- [Do this]: Can you copy every one of the records below line for line, changing nothing?

- [Dataset entries]:
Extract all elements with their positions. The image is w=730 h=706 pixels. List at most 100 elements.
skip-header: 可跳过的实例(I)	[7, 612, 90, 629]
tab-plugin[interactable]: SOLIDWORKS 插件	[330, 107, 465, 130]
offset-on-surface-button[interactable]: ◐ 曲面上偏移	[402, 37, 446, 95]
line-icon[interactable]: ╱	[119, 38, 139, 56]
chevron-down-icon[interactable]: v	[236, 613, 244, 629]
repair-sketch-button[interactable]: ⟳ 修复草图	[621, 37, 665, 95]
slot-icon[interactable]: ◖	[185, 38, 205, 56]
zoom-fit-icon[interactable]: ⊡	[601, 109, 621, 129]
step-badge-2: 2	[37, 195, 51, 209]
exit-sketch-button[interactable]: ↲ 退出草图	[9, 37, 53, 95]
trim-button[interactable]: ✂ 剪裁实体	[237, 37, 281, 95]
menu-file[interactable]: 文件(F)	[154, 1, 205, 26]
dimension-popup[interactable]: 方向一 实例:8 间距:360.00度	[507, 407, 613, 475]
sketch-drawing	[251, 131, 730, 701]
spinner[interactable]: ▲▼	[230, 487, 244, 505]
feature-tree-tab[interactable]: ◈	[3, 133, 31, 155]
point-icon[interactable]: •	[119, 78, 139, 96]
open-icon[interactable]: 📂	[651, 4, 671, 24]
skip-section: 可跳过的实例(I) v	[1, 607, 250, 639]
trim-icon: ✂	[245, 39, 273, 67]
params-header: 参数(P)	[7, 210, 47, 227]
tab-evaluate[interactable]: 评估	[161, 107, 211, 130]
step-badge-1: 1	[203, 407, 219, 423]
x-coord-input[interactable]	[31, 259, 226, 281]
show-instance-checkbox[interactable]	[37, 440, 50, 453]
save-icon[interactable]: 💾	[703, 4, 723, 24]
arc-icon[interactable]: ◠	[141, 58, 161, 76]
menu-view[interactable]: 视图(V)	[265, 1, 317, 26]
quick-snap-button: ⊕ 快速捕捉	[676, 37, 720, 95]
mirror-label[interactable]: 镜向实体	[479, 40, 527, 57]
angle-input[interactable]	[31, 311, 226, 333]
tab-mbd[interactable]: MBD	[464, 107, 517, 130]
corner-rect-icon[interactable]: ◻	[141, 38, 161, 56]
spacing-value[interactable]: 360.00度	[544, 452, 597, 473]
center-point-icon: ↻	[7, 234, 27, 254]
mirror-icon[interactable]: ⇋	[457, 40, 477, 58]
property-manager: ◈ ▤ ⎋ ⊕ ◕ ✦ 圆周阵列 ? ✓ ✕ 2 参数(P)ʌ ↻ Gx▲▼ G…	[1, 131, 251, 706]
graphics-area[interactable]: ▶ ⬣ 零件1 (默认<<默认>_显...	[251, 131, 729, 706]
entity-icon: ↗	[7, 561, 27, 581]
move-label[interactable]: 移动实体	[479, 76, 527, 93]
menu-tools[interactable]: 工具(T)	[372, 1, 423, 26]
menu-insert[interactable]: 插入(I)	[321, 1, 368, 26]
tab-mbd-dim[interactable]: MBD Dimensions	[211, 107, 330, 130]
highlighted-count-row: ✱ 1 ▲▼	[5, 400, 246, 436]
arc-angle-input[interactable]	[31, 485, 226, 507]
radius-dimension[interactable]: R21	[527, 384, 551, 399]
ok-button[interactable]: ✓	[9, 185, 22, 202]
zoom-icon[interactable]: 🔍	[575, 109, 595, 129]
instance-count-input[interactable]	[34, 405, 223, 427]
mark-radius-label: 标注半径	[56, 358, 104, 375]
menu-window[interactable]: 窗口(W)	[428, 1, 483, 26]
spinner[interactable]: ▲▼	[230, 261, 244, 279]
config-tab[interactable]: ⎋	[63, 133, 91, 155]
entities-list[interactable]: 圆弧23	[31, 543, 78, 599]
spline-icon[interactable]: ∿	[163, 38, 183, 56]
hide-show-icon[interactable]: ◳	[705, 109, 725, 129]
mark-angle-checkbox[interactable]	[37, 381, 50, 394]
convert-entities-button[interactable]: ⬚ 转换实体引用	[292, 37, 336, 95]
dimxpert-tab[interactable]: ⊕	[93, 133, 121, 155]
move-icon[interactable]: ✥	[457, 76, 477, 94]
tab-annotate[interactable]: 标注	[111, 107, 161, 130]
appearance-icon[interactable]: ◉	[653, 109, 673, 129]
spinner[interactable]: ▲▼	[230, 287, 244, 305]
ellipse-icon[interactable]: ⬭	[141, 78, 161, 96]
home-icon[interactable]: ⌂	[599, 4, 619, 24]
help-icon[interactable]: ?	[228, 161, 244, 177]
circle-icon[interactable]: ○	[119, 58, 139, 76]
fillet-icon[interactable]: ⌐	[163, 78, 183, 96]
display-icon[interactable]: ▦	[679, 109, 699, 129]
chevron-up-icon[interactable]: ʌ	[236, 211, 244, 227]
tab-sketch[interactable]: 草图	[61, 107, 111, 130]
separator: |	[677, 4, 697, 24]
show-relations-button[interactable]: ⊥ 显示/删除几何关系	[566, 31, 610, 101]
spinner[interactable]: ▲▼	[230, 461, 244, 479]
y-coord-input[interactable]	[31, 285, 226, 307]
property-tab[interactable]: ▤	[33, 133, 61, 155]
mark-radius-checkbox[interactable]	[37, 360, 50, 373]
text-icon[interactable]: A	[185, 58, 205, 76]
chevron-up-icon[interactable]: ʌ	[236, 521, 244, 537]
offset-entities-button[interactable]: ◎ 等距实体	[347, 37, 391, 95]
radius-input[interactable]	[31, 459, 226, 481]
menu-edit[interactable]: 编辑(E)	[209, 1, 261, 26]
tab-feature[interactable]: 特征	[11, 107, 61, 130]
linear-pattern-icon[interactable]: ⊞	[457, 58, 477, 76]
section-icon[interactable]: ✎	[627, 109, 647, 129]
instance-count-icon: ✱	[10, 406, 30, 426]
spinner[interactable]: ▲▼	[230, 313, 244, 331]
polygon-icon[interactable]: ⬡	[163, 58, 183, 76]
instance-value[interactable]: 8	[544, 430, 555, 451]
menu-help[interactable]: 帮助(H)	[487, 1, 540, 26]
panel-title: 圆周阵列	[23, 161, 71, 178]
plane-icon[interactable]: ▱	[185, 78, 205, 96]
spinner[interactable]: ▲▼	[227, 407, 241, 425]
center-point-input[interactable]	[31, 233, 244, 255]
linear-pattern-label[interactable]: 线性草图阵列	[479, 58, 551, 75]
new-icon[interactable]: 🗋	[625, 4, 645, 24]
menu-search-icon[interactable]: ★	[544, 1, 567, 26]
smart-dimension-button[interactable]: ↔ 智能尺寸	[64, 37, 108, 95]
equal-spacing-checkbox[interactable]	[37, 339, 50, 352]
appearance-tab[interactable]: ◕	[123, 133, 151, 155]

- [Result for this task]:
Extract all elements with their positions. The image is w=730 h=706 pixels. List at most 100 elements.
skip-header: 可跳过的实例(I)	[7, 612, 90, 629]
tab-plugin[interactable]: SOLIDWORKS 插件	[330, 107, 465, 130]
offset-on-surface-button[interactable]: ◐ 曲面上偏移	[402, 37, 446, 95]
line-icon[interactable]: ╱	[119, 38, 139, 56]
chevron-down-icon[interactable]: v	[236, 613, 244, 629]
repair-sketch-button[interactable]: ⟳ 修复草图	[621, 37, 665, 95]
slot-icon[interactable]: ◖	[185, 38, 205, 56]
zoom-fit-icon[interactable]: ⊡	[601, 109, 621, 129]
step-badge-2: 2	[37, 195, 51, 209]
exit-sketch-button[interactable]: ↲ 退出草图	[9, 37, 53, 95]
trim-button[interactable]: ✂ 剪裁实体	[237, 37, 281, 95]
menu-file[interactable]: 文件(F)	[154, 1, 205, 26]
dimension-popup[interactable]: 方向一 实例:8 间距:360.00度	[507, 407, 613, 475]
sketch-drawing	[251, 131, 730, 701]
spinner[interactable]: ▲▼	[230, 487, 244, 505]
feature-tree-tab[interactable]: ◈	[3, 133, 31, 155]
point-icon[interactable]: •	[119, 78, 139, 96]
open-icon[interactable]: 📂	[651, 4, 671, 24]
skip-section: 可跳过的实例(I) v	[1, 607, 250, 639]
trim-icon: ✂	[245, 39, 273, 67]
params-header: 参数(P)	[7, 210, 47, 227]
tab-evaluate[interactable]: 评估	[161, 107, 211, 130]
step-badge-1: 1	[203, 407, 219, 423]
x-coord-input[interactable]	[31, 259, 226, 281]
show-instance-checkbox[interactable]	[37, 440, 50, 453]
save-icon[interactable]: 💾	[703, 4, 723, 24]
arc-icon[interactable]: ◠	[141, 58, 161, 76]
menu-view[interactable]: 视图(V)	[265, 1, 317, 26]
quick-snap-button: ⊕ 快速捕捉	[676, 37, 720, 95]
mirror-label[interactable]: 镜向实体	[479, 40, 527, 57]
angle-input[interactable]	[31, 311, 226, 333]
tab-mbd[interactable]: MBD	[464, 107, 517, 130]
corner-rect-icon[interactable]: ◻	[141, 38, 161, 56]
spacing-value[interactable]: 360.00度	[544, 452, 597, 473]
center-point-icon: ↻	[7, 234, 27, 254]
mirror-icon[interactable]: ⇋	[457, 40, 477, 58]
property-manager: ◈ ▤ ⎋ ⊕ ◕ ✦ 圆周阵列 ? ✓ ✕ 2 参数(P)ʌ ↻ Gx▲▼ G…	[1, 131, 251, 706]
graphics-area[interactable]: ▶ ⬣ 零件1 (默认<<默认>_显...	[251, 131, 729, 706]
entity-icon: ↗	[7, 561, 27, 581]
move-label[interactable]: 移动实体	[479, 76, 527, 93]
menu-tools[interactable]: 工具(T)	[372, 1, 423, 26]
menu-insert[interactable]: 插入(I)	[321, 1, 368, 26]
tab-mbd-dim[interactable]: MBD Dimensions	[211, 107, 330, 130]
highlighted-count-row: ✱ 1 ▲▼	[5, 400, 246, 436]
arc-angle-input[interactable]	[31, 485, 226, 507]
radius-dimension[interactable]: R21	[527, 384, 551, 399]
ok-button[interactable]: ✓	[9, 185, 22, 202]
zoom-icon[interactable]: 🔍	[575, 109, 595, 129]
instance-count-input[interactable]	[34, 405, 223, 427]
mark-radius-label: 标注半径	[56, 358, 104, 375]
menu-window[interactable]: 窗口(W)	[428, 1, 483, 26]
spinner[interactable]: ▲▼	[230, 261, 244, 279]
config-tab[interactable]: ⎋	[63, 133, 91, 155]
entities-list[interactable]: 圆弧23	[31, 543, 78, 599]
spline-icon[interactable]: ∿	[163, 38, 183, 56]
hide-show-icon[interactable]: ◳	[705, 109, 725, 129]
mark-angle-checkbox[interactable]	[37, 381, 50, 394]
convert-entities-button[interactable]: ⬚ 转换实体引用	[292, 37, 336, 95]
dimxpert-tab[interactable]: ⊕	[93, 133, 121, 155]
move-icon[interactable]: ✥	[457, 76, 477, 94]
tab-annotate[interactable]: 标注	[111, 107, 161, 130]
appearance-icon[interactable]: ◉	[653, 109, 673, 129]
spinner[interactable]: ▲▼	[230, 287, 244, 305]
ellipse-icon[interactable]: ⬭	[141, 78, 161, 96]
home-icon[interactable]: ⌂	[599, 4, 619, 24]
help-icon[interactable]: ?	[228, 161, 244, 177]
circle-icon[interactable]: ○	[119, 58, 139, 76]
fillet-icon[interactable]: ⌐	[163, 78, 183, 96]
display-icon[interactable]: ▦	[679, 109, 699, 129]
chevron-up-icon[interactable]: ʌ	[236, 211, 244, 227]
tab-sketch[interactable]: 草图	[61, 107, 111, 130]
separator: |	[677, 4, 697, 24]
show-relations-button[interactable]: ⊥ 显示/删除几何关系	[566, 31, 610, 101]
spinner[interactable]: ▲▼	[230, 461, 244, 479]
y-coord-input[interactable]	[31, 285, 226, 307]
property-tab[interactable]: ▤	[33, 133, 61, 155]
mark-radius-checkbox[interactable]	[37, 360, 50, 373]
text-icon[interactable]: A	[185, 58, 205, 76]
chevron-up-icon[interactable]: ʌ	[236, 521, 244, 537]
offset-entities-button[interactable]: ◎ 等距实体	[347, 37, 391, 95]
radius-input[interactable]	[31, 459, 226, 481]
menu-edit[interactable]: 编辑(E)	[209, 1, 261, 26]
tab-feature[interactable]: 特征	[11, 107, 61, 130]
linear-pattern-icon[interactable]: ⊞	[457, 58, 477, 76]
section-icon[interactable]: ✎	[627, 109, 647, 129]
instance-count-icon: ✱	[10, 406, 30, 426]
spinner[interactable]: ▲▼	[230, 313, 244, 331]
polygon-icon[interactable]: ⬡	[163, 58, 183, 76]
instance-value[interactable]: 8	[544, 430, 555, 451]
menu-help[interactable]: 帮助(H)	[487, 1, 540, 26]
panel-title: 圆周阵列	[23, 161, 71, 178]
plane-icon[interactable]: ▱	[185, 78, 205, 96]
spinner[interactable]: ▲▼	[227, 407, 241, 425]
center-point-input[interactable]	[31, 233, 244, 255]
linear-pattern-label[interactable]: 线性草图阵列	[479, 58, 551, 75]
new-icon[interactable]: 🗋	[625, 4, 645, 24]
menu-search-icon[interactable]: ★	[544, 1, 567, 26]
smart-dimension-button[interactable]: ↔ 智能尺寸	[64, 37, 108, 95]
equal-spacing-checkbox[interactable]	[37, 339, 50, 352]
appearance-tab[interactable]: ◕	[123, 133, 151, 155]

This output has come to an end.